| WRITTEN TASK |
Images are excluded; otherwise, output every record exactly.
>> BEGIN
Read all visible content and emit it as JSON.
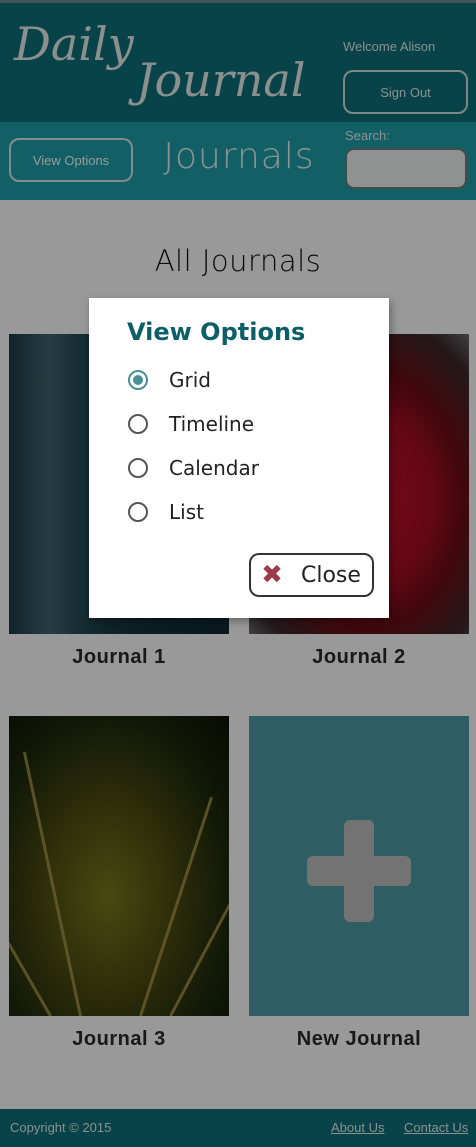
{
  "header": {
    "logo_line1": "Daily",
    "logo_line2": "Journal",
    "welcome": "Welcome Alison",
    "signout_label": "Sign Out"
  },
  "toolbar": {
    "view_options_label": "View Options",
    "section_title": "Journals",
    "search_label": "Search:",
    "search_value": ""
  },
  "main": {
    "title": "All Journals",
    "tiles": [
      {
        "label": "Journal 1"
      },
      {
        "label": "Journal 2"
      },
      {
        "label": "Journal 3"
      },
      {
        "label": "New Journal"
      }
    ]
  },
  "modal": {
    "title": "View Options",
    "options": [
      {
        "label": "Grid",
        "selected": true
      },
      {
        "label": "Timeline",
        "selected": false
      },
      {
        "label": "Calendar",
        "selected": false
      },
      {
        "label": "List",
        "selected": false
      }
    ],
    "close_label": "Close",
    "close_icon": "close-x-icon"
  },
  "footer": {
    "copyright": "Copyright © 2015",
    "about": "About Us",
    "contact": "Contact Us"
  },
  "colors": {
    "header_bg": "#0c7078",
    "toolbar_bg": "#1ea0a9",
    "accent": "#0c5f68",
    "new_tile_bg": "#4e9ca5",
    "close_icon": "#9b3a4a"
  }
}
>> END
| TASK SOLUTION |
Read all visible content and emit it as JSON.
{
  "header": {
    "logo_line1": "Daily",
    "logo_line2": "Journal",
    "welcome": "Welcome Alison",
    "signout_label": "Sign Out"
  },
  "toolbar": {
    "view_options_label": "View Options",
    "section_title": "Journals",
    "search_label": "Search:",
    "search_value": ""
  },
  "main": {
    "title": "All Journals",
    "tiles": [
      {
        "label": "Journal 1"
      },
      {
        "label": "Journal 2"
      },
      {
        "label": "Journal 3"
      },
      {
        "label": "New Journal"
      }
    ]
  },
  "modal": {
    "title": "View Options",
    "options": [
      {
        "label": "Grid",
        "selected": true
      },
      {
        "label": "Timeline",
        "selected": false
      },
      {
        "label": "Calendar",
        "selected": false
      },
      {
        "label": "List",
        "selected": false
      }
    ],
    "close_label": "Close",
    "close_icon": "close-x-icon"
  },
  "footer": {
    "copyright": "Copyright © 2015",
    "about": "About Us",
    "contact": "Contact Us"
  },
  "colors": {
    "header_bg": "#0c7078",
    "toolbar_bg": "#1ea0a9",
    "accent": "#0c5f68",
    "new_tile_bg": "#4e9ca5",
    "close_icon": "#9b3a4a"
  }
}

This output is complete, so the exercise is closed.